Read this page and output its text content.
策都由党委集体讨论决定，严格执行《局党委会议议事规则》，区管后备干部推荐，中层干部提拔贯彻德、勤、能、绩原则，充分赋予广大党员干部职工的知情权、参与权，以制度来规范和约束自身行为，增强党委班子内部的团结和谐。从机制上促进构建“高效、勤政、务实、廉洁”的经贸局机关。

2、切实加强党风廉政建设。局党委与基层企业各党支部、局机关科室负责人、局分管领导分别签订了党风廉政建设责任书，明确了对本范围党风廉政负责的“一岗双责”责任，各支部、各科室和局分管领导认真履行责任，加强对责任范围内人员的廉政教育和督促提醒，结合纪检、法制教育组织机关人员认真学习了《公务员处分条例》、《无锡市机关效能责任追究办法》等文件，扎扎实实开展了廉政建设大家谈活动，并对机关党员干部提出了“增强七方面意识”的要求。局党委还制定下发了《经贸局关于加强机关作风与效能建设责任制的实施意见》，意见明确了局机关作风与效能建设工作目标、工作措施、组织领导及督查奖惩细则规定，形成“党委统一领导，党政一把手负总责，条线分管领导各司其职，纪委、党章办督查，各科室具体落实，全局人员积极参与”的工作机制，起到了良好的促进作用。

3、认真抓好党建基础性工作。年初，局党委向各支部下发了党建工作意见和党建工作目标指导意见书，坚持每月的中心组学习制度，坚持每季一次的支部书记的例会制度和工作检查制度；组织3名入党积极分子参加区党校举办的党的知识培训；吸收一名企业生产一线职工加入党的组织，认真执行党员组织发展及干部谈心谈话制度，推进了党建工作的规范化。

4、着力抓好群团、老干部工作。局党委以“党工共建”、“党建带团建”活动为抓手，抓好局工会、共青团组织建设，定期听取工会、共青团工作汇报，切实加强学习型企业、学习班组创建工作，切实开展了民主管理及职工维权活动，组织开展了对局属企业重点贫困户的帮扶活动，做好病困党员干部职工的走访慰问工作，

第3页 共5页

··········

▶ Task instructions:
All of the lines above need to be given again exactly.

▶ Written response:
Read this page and output its text content.
策都由党委集体讨论决定，严格执行《局党委会议议事规则》，区管后备干部推荐，中层干部提拔贯彻德、勤、能、绩原则，充分赋予广大党员干部职工的知情权、参与权，以制度来规范和约束自身行为，增强党委班子内部的团结和谐。从机制上促进构建“高效、勤政、务实、廉洁”的经贸局机关。

2、切实加强党风廉政建设。局党委与基层企业各党支部、局机关科室负责人、局分管领导分别签订了党风廉政建设责任书，明确了对本范围党风廉政负责的“一岗双责”责任，各支部、各科室和局分管领导认真履行责任，加强对责任范围内人员的廉政教育和督促提醒，结合纪检、法制教育组织机关人员认真学习了《公务员处分条例》、《无锡市机关效能责任追究办法》等文件，扎扎实实开展了廉政建设大家谈活动，并对机关党员干部提出了“增强七方面意识”的要求。局党委还制定下发了《经贸局关于加强机关作风与效能建设责任制的实施意见》，意见明确了局机关作风与效能建设工作目标、工作措施、组织领导及督查奖惩细则规定，形成“党委统一领导，党政一把手负总责，条线分管领导各司其职，纪委、党章办督查，各科室具体落实，全局人员积极参与”的工作机制，起到了良好的促进作用。

3、认真抓好党建基础性工作。年初，局党委向各支部下发了党建工作意见和党建工作目标指导意见书，坚持每月的中心组学习制度，坚持每季一次的支部书记的例会制度和工作检查制度；组织3名入党积极分子参加区党校举办的党的知识培训；吸收一名企业生产一线职工加入党的组织，认真执行党员组织发展及干部谈心谈话制度，推进了党建工作的规范化。

4、着力抓好群团、老干部工作。局党委以“党工共建”、“党建带团建”活动为抓手，抓好局工会、共青团组织建设，定期听取工会、共青团工作汇报，切实加强学习型企业、学习班组创建工作，切实开展了民主管理及职工维权活动，组织开展了对局属企业重点贫困户的帮扶活动，做好病困党员干部职工的走访慰问工作，

第3页 共5页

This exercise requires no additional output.